Document segment.
Mevlut knew by now that this question carried political connotations in the wealthier households. The Islamist party, which was supported mainly by the poor, had won the municipal elections three days ago. Mevlut, too, had voted for its candidate—who had unexpectedly been elected mayor of Istanbul—because he was religious and had gone to the Piyale Pasa school in Kasimpasa, which Mevlut’s daughters were now attending.

The mayor that Mevlut votes for is presumably none other than a fictionalized version of Recep Tayyip Erdogan. Turkey’s president, who was born and raised in Kasimpasa, first became mayor of Istanbul in 1994 in a landslide victory. Pamuk’s protagonist represents an archetypal Erdogan supporter: a religious and working-class migrant to Istanbul who remains “attached to his traditions.” He votes for the mayor because he feels a certain affinity to the candidate’s background. And it is precisely this background—of being from Kasimpasa—that would earn Erdogan a great deal of support through his political career.

There are many ways to explain Erdogan’s popularity, but one reason stands out. The Turkish president has cast himself as the protector of the oppressed against the oppressors.

Erdogan has come a long way since his days as Istanbul’s mayor. In 2001 he founded the Justice and Development Party (AKP), which has won every general election since then. After more than a decade of serving as prime minister, Erdogan assumed the office of president of Turkey in 2014. There are many ways to explain Erdogan’s popularity amongst the Turkish people. It could be attributed to the country’s economic success under his governance. It could also be argued that his popularity is the direct result of the sense of victimhood shared by his conservative supporters. But there is also a charismatic, even heroic, reason for his rise to power: as leader of Turkey, Erdogan has cast himself as the protector of the oppressed against the oppressors.

The Turkish president is frequently labeled a populist by the international media. But populism is a term that is applied too generously and hastily to the point of losing all meaning. Instead, this essay points to specific political conditions in Turkey that lie behind the label of populism and that led to Erdogan’s rise. After all, populisms are endemic to their political environments: they arise in different forms and in response to different demands and demographics. This essay attempts to complicate the received wisdom on Erdogan.


It might seem cynical to begin writing about a political leader by gesturing to his class identity, but the importance of Erdogan’s past as the child of a poor and conservative family cannot be denied. He has used this very identity to gain an enormous following composed of people who see him as their savior against Turkish elites and Western imperialism. To his voters, Erdogan is first and foremost Kasimpasali, the man from Kasimpasa.

Kasimpasalilik, or being Kasimpasali, is an idiom popularized by none other than Erdogan. In the past it merely denoted a district in Istanbul distinctive for housing a working-class community in close proximity to wealthier neighborhoods. While Kasimpasa is not a slum, it has the disadvantage of looking like one when thrown into sharp relief by its neighboring districts. It is a shadow at the edge of the lights of city life. With Erdogan, Kasimpasalilik started to become an umbrella term for not only an economic and geographical reality, but also a lifestyle, an identity. For his followers this meant being closer to “the people,” a virtue they believed to be lacking in the political and intellectual elite of the country.

Data excerpts.
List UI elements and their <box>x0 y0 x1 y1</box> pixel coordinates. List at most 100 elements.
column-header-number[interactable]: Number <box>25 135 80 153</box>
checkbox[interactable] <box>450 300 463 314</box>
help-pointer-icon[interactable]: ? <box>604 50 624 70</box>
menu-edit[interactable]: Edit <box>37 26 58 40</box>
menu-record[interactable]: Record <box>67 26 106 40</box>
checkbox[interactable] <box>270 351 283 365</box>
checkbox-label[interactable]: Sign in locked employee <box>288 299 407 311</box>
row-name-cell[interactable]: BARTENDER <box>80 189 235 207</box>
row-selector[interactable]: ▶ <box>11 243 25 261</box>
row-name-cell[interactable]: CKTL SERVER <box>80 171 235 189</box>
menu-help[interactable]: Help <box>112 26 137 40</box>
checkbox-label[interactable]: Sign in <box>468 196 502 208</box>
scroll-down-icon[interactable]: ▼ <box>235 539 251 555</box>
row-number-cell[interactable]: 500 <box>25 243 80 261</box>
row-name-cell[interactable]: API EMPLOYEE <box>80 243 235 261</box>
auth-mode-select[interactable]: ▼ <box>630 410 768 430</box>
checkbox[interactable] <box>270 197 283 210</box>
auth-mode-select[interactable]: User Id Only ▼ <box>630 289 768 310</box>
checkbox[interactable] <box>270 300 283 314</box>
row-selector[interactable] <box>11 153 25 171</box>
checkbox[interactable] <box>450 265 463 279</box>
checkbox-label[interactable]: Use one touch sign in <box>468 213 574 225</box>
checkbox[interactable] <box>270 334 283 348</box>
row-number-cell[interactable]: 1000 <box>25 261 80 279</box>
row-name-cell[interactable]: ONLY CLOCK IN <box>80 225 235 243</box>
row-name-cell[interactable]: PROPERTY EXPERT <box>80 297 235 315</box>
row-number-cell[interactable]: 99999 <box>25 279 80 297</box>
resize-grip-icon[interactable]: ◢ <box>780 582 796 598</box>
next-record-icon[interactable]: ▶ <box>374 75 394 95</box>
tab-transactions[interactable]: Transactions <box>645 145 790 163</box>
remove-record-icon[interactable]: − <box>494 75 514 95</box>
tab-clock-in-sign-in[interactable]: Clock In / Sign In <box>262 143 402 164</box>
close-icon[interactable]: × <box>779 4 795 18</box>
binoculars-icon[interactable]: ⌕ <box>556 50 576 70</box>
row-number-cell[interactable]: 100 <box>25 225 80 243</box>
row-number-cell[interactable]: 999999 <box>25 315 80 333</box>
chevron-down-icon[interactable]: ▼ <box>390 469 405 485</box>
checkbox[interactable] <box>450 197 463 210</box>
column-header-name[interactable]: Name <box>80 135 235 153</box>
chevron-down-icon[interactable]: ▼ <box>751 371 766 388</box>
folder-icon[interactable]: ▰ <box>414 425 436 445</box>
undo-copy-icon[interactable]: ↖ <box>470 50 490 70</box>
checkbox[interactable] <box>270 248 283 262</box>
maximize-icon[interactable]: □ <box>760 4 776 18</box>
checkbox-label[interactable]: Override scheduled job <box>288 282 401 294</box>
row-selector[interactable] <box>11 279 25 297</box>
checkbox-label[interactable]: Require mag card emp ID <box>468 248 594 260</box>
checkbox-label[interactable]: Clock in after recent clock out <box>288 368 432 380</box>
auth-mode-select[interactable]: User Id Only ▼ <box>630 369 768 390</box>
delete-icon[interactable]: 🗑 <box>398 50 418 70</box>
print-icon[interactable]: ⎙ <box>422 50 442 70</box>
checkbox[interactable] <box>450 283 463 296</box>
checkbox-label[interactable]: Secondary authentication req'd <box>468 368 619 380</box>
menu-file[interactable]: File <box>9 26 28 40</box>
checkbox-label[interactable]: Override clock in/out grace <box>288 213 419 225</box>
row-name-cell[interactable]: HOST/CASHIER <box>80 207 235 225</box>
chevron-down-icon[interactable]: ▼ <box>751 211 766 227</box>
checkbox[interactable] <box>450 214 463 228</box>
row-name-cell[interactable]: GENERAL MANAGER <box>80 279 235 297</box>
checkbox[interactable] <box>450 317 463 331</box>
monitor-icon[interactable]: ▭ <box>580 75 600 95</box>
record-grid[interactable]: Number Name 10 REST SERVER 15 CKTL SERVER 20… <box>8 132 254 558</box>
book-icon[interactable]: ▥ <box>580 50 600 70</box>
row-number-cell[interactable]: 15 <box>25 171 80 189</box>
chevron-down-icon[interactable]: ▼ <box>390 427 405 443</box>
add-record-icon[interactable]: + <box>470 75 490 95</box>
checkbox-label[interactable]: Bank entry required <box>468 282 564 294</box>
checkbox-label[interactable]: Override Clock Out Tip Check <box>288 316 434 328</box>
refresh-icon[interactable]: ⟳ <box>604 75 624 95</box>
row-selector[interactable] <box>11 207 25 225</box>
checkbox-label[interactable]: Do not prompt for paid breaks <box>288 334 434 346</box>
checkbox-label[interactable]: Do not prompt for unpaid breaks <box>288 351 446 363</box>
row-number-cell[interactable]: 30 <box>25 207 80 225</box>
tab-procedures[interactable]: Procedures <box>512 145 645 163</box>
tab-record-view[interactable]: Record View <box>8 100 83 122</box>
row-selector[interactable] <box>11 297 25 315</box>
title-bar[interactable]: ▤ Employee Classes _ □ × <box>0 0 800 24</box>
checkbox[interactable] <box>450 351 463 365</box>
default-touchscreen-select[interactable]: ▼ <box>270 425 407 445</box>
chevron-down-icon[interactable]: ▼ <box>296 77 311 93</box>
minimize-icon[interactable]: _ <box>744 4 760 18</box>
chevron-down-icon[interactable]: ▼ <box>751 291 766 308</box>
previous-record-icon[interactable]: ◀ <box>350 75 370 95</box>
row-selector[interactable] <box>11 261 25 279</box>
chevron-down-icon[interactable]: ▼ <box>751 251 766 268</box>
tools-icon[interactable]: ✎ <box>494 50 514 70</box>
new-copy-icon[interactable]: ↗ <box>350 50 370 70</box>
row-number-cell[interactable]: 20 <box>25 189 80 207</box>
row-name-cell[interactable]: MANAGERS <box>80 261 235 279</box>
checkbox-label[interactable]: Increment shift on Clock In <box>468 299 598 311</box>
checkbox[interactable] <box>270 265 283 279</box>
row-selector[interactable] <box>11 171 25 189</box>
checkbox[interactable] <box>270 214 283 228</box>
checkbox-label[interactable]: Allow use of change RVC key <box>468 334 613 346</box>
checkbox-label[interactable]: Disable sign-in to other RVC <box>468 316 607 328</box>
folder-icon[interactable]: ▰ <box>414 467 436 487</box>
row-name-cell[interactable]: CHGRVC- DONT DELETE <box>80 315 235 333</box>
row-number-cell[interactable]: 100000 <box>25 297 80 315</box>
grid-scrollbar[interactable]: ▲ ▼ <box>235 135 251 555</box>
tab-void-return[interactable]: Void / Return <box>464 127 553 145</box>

Problems to solve.
(a) Write out the Erdogan passage from "The mayor that" to "his political career.".
(b) In the records, from the first line to the line with "row-name-cell[interactable]: API EMPLOYEE", swap "BARTENDER" for "HOST" and leave everything else unchanged. Give only those lines.
The Erdogan passage and the records come from unrelated sources.

Set of answers.
(a)
The mayor that Mevlut votes for is presumably none other than a fictionalized version of Recep Tayyip Erdogan. Turkey’s president, who was born and raised in Kasimpasa, first became mayor of Istanbul in 1994 in a landslide victory. Pamuk’s protagonist represents an archetypal Erdogan supporter: a religious and working-class migrant to Istanbul who remains “attached to his traditions.” He votes for the mayor because he feels a certain affinity to the candidate’s background. And it is precisely this background—of being from Kasimpasa—that would earn Erdogan a great deal of support through his political career.

(b)
List UI elements and their <box>x0 y0 x1 y1</box> pixel coordinates. List at most 100 elements.
column-header-number[interactable]: Number <box>25 135 80 153</box>
checkbox[interactable] <box>450 300 463 314</box>
help-pointer-icon[interactable]: ? <box>604 50 624 70</box>
menu-edit[interactable]: Edit <box>37 26 58 40</box>
menu-record[interactable]: Record <box>67 26 106 40</box>
checkbox[interactable] <box>270 351 283 365</box>
checkbox-label[interactable]: Sign in locked employee <box>288 299 407 311</box>
row-name-cell[interactable]: HOST <box>80 189 235 207</box>
row-selector[interactable]: ▶ <box>11 243 25 261</box>
row-name-cell[interactable]: CKTL SERVER <box>80 171 235 189</box>
menu-help[interactable]: Help <box>112 26 137 40</box>
checkbox-label[interactable]: Sign in <box>468 196 502 208</box>
scroll-down-icon[interactable]: ▼ <box>235 539 251 555</box>
row-number-cell[interactable]: 500 <box>25 243 80 261</box>
row-name-cell[interactable]: API EMPLOYEE <box>80 243 235 261</box>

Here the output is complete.